**Your task:** Report only the number of lines holding "image".

[Dataset excerpts]
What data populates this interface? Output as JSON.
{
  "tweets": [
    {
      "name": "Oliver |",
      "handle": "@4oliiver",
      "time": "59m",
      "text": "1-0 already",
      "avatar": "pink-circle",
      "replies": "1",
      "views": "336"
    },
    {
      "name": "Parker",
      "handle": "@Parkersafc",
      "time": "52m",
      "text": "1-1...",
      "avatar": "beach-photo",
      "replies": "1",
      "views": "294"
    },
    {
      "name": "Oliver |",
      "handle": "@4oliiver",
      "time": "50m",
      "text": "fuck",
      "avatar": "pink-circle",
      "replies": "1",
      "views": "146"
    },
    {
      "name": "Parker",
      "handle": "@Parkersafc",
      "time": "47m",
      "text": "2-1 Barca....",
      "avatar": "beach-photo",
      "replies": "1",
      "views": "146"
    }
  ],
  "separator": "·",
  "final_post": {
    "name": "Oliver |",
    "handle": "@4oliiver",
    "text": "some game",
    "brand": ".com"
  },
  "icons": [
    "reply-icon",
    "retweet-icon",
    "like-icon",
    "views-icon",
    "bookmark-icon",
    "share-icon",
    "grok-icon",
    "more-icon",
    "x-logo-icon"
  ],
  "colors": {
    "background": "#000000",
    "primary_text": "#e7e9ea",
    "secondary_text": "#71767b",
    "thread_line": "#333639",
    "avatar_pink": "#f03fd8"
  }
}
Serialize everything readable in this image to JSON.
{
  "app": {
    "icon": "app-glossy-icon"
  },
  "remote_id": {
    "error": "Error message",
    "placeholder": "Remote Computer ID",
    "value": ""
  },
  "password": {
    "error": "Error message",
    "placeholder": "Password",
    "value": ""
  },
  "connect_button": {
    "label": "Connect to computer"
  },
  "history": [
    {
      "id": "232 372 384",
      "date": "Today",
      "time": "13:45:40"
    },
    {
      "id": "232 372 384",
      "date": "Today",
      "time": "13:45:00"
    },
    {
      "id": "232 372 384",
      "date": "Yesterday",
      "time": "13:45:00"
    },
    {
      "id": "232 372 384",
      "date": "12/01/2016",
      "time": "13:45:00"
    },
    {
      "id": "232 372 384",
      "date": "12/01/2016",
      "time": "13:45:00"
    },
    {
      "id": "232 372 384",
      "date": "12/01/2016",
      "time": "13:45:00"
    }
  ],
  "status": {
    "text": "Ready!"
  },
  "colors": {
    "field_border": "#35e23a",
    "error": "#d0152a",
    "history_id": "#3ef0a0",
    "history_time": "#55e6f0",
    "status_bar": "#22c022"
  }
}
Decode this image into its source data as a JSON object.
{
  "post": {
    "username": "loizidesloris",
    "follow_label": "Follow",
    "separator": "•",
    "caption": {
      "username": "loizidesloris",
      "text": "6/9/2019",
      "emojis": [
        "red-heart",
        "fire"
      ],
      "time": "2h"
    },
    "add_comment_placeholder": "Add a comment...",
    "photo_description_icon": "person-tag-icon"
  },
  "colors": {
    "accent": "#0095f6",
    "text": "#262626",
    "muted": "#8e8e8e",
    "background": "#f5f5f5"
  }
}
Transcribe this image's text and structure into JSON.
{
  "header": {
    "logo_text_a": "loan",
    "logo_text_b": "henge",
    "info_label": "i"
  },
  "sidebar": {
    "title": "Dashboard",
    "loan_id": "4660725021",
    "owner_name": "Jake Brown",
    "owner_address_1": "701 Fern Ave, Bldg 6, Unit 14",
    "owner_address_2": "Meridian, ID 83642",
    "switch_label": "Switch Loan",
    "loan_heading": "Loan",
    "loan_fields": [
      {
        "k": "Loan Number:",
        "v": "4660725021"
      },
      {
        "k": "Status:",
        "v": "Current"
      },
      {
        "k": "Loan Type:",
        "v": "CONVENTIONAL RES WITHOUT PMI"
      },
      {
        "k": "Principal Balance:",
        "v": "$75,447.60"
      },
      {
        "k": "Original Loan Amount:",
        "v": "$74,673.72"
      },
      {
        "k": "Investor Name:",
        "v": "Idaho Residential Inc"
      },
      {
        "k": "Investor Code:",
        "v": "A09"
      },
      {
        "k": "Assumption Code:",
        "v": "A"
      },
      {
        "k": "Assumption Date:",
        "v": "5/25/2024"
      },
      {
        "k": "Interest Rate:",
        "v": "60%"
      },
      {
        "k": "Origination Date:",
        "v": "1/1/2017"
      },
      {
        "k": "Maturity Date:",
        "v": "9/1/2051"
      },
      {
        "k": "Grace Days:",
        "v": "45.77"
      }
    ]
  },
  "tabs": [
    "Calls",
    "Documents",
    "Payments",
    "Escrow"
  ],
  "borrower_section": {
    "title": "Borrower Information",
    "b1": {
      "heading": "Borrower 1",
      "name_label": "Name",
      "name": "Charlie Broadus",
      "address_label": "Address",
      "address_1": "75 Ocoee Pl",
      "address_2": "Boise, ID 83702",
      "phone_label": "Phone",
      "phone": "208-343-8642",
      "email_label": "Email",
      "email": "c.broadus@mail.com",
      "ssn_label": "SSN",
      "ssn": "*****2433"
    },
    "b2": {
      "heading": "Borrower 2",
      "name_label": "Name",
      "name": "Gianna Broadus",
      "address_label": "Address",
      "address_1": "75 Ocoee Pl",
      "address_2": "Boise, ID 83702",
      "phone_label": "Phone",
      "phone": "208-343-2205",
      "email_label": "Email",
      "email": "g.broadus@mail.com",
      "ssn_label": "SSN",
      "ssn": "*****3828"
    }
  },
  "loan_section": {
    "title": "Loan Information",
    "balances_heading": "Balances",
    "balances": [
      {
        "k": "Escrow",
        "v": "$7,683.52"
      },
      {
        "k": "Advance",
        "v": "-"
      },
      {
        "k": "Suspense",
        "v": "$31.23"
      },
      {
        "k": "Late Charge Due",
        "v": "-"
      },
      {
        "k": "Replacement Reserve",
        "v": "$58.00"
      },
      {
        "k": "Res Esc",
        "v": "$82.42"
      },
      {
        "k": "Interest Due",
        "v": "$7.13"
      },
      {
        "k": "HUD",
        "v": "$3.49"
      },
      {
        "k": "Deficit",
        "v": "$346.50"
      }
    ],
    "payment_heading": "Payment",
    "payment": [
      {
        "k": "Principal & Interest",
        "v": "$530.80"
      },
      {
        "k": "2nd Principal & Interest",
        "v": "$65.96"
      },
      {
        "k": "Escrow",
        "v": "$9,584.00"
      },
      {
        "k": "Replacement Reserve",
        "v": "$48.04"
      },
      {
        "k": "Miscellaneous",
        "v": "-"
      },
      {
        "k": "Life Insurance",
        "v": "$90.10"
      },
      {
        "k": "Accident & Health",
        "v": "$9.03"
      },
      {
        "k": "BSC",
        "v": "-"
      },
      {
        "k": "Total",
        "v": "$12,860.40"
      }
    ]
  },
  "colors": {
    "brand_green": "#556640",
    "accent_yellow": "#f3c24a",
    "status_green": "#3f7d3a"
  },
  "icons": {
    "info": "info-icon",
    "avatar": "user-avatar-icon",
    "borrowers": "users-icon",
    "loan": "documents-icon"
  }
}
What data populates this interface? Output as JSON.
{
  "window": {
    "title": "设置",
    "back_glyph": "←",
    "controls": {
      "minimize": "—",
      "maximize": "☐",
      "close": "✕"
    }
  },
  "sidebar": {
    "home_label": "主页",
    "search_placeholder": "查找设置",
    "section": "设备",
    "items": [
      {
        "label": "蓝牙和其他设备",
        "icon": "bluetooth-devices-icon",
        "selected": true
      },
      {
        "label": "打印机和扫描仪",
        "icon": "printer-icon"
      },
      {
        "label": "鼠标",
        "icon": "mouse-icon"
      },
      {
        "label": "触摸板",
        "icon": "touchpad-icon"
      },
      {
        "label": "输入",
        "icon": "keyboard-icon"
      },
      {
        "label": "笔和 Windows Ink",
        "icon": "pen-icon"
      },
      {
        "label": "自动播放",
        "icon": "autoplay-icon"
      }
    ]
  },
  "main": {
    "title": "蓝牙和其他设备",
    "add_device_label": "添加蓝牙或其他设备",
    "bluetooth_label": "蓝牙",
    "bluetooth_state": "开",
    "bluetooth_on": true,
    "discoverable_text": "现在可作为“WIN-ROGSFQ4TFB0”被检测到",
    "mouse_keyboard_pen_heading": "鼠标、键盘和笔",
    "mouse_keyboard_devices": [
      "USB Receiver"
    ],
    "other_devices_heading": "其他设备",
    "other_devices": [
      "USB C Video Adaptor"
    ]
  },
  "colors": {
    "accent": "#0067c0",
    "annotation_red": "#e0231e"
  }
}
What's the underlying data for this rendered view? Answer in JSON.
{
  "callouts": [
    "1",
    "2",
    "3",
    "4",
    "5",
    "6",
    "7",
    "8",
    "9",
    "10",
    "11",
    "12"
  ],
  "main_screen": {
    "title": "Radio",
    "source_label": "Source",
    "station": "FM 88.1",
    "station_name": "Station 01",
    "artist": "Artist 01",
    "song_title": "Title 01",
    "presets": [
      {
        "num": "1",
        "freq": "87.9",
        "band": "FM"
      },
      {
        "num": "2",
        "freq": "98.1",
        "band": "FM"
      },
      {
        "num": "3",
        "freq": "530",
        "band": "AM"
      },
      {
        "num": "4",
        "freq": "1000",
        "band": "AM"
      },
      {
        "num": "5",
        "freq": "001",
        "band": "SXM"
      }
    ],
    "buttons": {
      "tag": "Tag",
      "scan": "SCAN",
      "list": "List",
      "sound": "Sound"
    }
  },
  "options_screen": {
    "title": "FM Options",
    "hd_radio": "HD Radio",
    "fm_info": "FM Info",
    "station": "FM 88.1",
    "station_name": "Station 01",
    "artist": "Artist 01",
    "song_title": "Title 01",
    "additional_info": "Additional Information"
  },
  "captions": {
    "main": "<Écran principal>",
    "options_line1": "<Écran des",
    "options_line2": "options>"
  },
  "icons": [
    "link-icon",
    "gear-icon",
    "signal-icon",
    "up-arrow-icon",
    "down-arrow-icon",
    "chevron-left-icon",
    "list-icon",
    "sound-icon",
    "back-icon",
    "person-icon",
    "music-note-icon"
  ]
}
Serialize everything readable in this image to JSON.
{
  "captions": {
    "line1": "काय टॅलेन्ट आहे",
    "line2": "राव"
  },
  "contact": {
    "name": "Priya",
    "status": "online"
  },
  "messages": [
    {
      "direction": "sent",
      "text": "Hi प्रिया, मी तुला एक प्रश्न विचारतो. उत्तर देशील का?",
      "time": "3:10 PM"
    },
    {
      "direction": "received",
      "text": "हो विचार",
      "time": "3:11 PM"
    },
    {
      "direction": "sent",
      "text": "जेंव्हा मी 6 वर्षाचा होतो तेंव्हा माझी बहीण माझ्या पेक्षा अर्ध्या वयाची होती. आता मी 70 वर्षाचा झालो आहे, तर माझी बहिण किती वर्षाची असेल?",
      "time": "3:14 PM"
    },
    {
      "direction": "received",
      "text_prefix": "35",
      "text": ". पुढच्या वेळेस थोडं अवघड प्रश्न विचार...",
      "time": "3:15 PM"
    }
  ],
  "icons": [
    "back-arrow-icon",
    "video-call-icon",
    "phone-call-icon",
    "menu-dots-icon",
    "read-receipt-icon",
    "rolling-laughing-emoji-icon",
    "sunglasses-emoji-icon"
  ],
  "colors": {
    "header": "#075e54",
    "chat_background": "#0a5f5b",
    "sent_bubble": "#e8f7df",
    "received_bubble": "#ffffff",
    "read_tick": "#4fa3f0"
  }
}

**Worked answer:** 4